**Material for the task:**

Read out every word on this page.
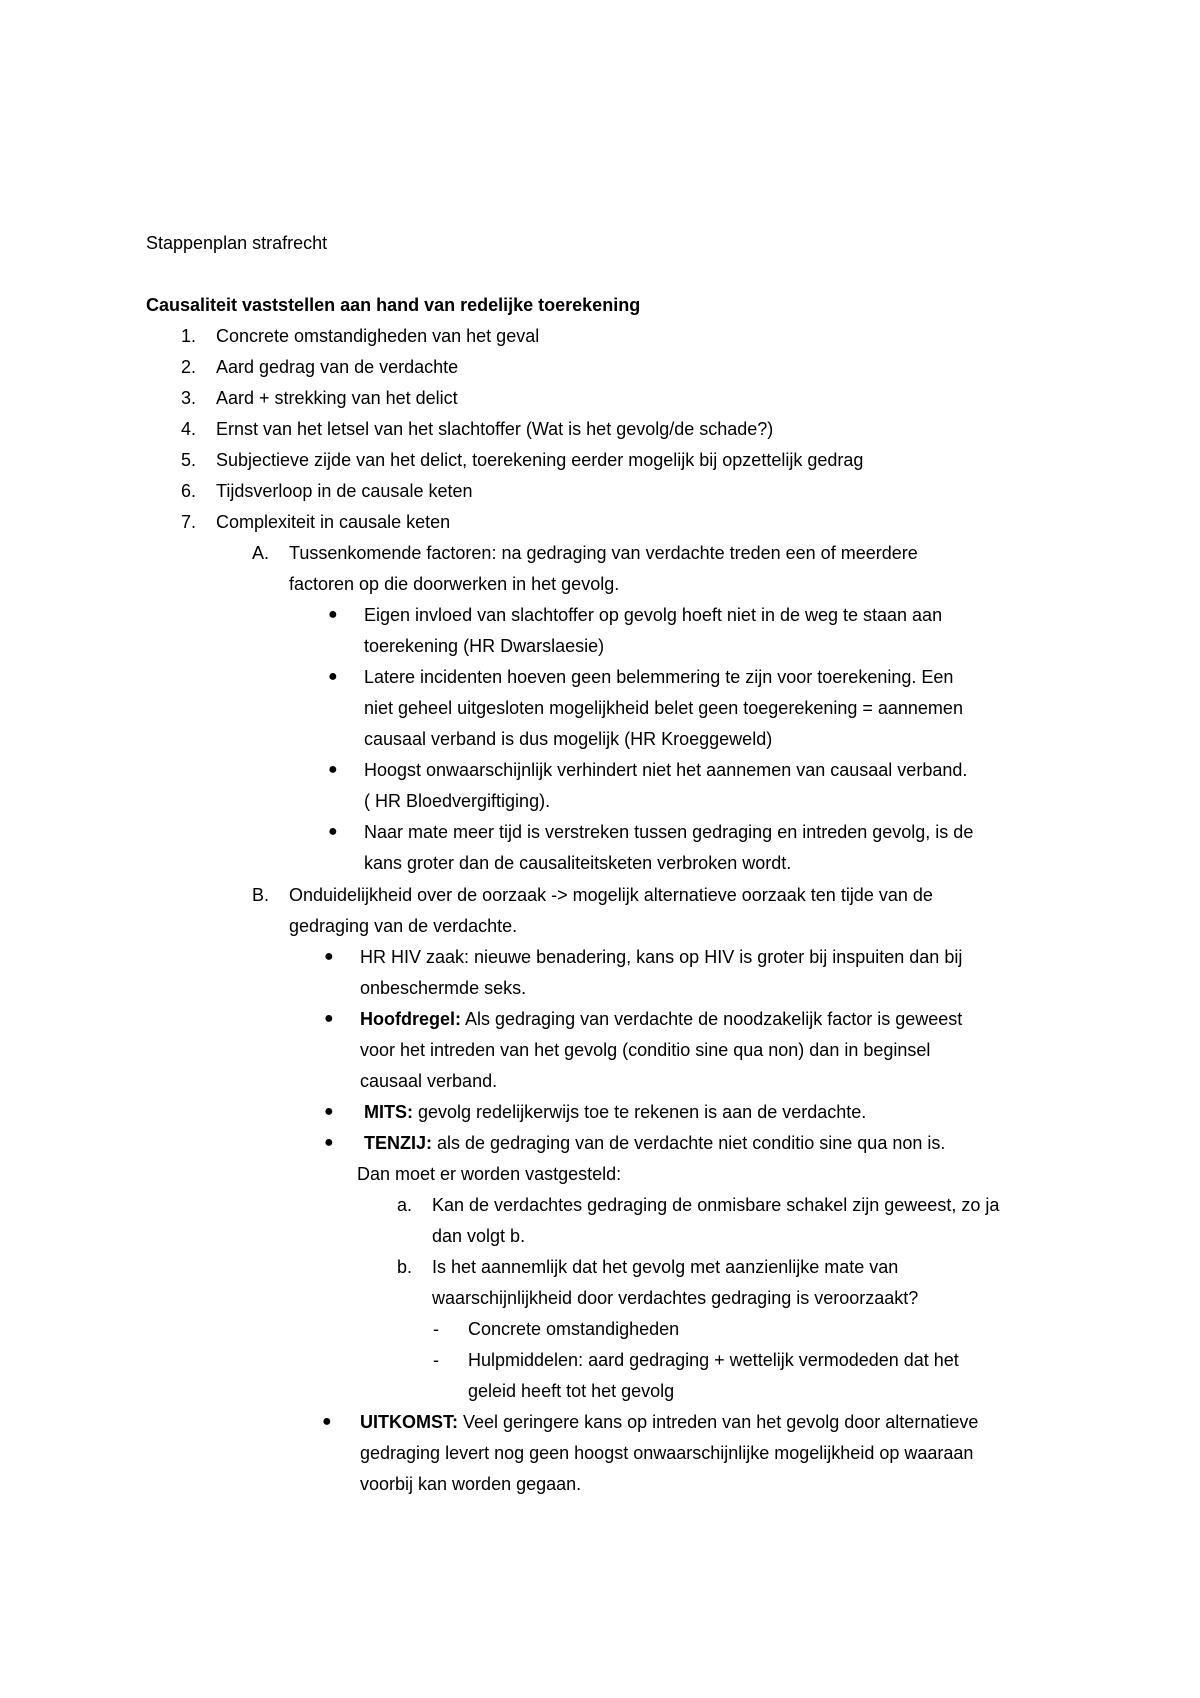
Stappenplan strafrecht
Causaliteit vaststellen aan hand van redelijke toerekening
1. Concrete omstandigheden van het geval
2. Aard gedrag van de verdachte
3. Aard + strekking van het delict
4. Ernst van het letsel van het slachtoffer (Wat is het gevolg/de schade?)
5. Subjectieve zijde van het delict, toerekening eerder mogelijk bij opzettelijk gedrag
6. Tijdsverloop in de causale keten
7. Complexiteit in causale keten
A. Tussenkomende factoren: na gedraging van verdachte treden een of meerdere
factoren op die doorwerken in het gevolg.
● Eigen invloed van slachtoffer op gevolg hoeft niet in de weg te staan aan
toerekening (HR Dwarslaesie)
● Latere incidenten hoeven geen belemmering te zijn voor toerekening. Een
niet geheel uitgesloten mogelijkheid belet geen toegerekening = aannemen
causaal verband is dus mogelijk (HR Kroeggeweld)
● Hoogst onwaarschijnlijk verhindert niet het aannemen van causaal verband.
( HR Bloedvergiftiging).
● Naar mate meer tijd is verstreken tussen gedraging en intreden gevolg, is de
kans groter dan de causaliteitsketen verbroken wordt.
B. Onduidelijkheid over de oorzaak -> mogelijk alternatieve oorzaak ten tijde van de
gedraging van de verdachte.
● HR HIV zaak: nieuwe benadering, kans op HIV is groter bij inspuiten dan bij
onbeschermde seks.
● Hoofdregel: Als gedraging van verdachte de noodzakelijk factor is geweest
voor het intreden van het gevolg (conditio sine qua non) dan in beginsel
causaal verband.
● MITS: gevolg redelijkerwijs toe te rekenen is aan de verdachte.
● TENZIJ: als de gedraging van de verdachte niet conditio sine qua non is.
Dan moet er worden vastgesteld:
a. Kan de verdachtes gedraging de onmisbare schakel zijn geweest, zo ja
dan volgt b.
b. Is het aannemlijk dat het gevolg met aanzienlijke mate van
waarschijnlijkheid door verdachtes gedraging is veroorzaakt?
- Concrete omstandigheden
- Hulpmiddelen: aard gedraging + wettelijk vermodeden dat het
geleid heeft tot het gevolg
● UITKOMST: Veel geringere kans op intreden van het gevolg door alternatieve
gedraging levert nog geen hoogst onwaarschijnlijke mogelijkheid op waaraan
voorbij kan worden gegaan.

**Exercise instructions:** Identify the lines of the data that contain the word "worden". Copy each of them.

**Written solution:**
Dan moet er worden vastgesteld:
voorbij kan worden gegaan.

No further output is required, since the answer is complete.